Problem:
Scan the data beneath this task and copy each line that includes "monuments".

Material:
-- BEGIN --

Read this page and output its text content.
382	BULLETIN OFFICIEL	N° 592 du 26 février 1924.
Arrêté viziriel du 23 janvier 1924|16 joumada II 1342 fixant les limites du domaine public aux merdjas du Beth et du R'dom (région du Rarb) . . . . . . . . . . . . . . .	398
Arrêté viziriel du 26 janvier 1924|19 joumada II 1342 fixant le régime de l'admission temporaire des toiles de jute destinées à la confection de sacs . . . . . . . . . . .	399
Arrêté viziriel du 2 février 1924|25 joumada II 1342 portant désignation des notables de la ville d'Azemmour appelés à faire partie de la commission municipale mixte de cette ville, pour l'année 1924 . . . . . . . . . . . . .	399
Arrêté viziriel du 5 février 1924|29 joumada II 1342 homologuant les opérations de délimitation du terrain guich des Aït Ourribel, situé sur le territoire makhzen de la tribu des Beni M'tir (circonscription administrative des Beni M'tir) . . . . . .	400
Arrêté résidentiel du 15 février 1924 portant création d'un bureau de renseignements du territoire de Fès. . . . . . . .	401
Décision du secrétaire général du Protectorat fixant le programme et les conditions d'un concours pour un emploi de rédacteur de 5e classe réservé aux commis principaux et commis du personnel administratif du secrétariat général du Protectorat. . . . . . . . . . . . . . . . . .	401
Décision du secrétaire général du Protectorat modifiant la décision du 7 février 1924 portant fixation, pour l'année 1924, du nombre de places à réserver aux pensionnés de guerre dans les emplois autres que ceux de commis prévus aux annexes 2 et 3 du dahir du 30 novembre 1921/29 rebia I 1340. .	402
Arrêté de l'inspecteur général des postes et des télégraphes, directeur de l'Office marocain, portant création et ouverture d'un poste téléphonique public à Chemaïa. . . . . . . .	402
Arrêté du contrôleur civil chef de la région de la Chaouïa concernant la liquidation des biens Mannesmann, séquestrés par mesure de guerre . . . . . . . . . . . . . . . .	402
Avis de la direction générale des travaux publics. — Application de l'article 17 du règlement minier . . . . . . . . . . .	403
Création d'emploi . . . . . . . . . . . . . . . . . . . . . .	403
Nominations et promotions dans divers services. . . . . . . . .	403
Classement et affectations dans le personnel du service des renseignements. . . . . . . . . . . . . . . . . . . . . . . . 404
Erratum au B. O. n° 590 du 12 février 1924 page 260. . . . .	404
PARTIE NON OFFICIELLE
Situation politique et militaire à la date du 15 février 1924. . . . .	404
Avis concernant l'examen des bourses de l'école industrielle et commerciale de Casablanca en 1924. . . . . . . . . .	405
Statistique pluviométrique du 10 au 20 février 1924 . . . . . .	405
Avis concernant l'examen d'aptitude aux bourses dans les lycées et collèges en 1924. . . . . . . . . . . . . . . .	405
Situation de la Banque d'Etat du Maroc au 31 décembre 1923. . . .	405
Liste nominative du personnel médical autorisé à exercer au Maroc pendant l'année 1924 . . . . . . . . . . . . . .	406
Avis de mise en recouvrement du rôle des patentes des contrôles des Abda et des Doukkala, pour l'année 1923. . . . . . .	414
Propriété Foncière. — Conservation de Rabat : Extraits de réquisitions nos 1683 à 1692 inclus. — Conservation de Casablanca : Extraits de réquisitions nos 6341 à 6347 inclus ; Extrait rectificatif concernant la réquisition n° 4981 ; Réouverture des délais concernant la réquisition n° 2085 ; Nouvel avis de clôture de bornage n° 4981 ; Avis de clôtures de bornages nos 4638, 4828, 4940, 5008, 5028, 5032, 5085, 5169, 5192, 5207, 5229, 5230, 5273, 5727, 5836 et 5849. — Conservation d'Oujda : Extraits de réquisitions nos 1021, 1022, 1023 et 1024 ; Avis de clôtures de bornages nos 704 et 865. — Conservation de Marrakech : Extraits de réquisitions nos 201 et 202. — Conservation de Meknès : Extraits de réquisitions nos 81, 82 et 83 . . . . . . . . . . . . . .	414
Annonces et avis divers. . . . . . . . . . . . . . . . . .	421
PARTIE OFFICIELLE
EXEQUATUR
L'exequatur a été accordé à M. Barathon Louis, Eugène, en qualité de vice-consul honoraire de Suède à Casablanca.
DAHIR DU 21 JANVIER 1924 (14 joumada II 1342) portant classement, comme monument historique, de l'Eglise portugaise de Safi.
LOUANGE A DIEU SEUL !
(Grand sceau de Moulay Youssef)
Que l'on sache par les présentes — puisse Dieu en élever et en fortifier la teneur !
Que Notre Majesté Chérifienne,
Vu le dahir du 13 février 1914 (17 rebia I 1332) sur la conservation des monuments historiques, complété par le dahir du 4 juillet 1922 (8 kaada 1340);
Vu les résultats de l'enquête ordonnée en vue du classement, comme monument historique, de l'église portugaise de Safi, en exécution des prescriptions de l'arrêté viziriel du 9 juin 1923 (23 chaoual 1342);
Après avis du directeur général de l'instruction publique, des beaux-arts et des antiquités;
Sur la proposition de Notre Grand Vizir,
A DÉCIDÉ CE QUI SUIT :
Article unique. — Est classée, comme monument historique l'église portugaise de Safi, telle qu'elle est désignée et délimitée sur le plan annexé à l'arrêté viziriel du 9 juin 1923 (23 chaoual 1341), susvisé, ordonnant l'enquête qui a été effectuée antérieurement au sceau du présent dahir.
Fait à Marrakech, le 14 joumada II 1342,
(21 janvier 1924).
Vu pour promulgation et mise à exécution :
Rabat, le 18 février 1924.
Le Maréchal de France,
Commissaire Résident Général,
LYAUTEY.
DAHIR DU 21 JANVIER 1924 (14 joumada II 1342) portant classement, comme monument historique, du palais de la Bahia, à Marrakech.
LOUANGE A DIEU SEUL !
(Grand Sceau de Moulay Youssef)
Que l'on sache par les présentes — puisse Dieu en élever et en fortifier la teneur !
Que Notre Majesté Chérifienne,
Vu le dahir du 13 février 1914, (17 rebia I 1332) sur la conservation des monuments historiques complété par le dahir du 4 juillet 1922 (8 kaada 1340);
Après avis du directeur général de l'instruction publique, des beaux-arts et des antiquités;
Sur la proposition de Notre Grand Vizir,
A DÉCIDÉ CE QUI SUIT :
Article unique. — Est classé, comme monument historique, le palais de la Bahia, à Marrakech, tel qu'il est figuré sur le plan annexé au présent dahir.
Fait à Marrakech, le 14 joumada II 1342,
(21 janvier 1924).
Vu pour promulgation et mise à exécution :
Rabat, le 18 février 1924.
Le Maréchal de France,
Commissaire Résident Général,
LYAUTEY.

-- END --

Exercise solution:
Vu le dahir du 13 février 1914 (17 rebia I 1332) sur la conservation des monuments historiques, complété par le dahir du 4 juillet 1922 (8 kaada 1340);
Vu le dahir du 13 février 1914, (17 rebia I 1332) sur la conservation des monuments historiques complété par le dahir du 4 juillet 1922 (8 kaada 1340);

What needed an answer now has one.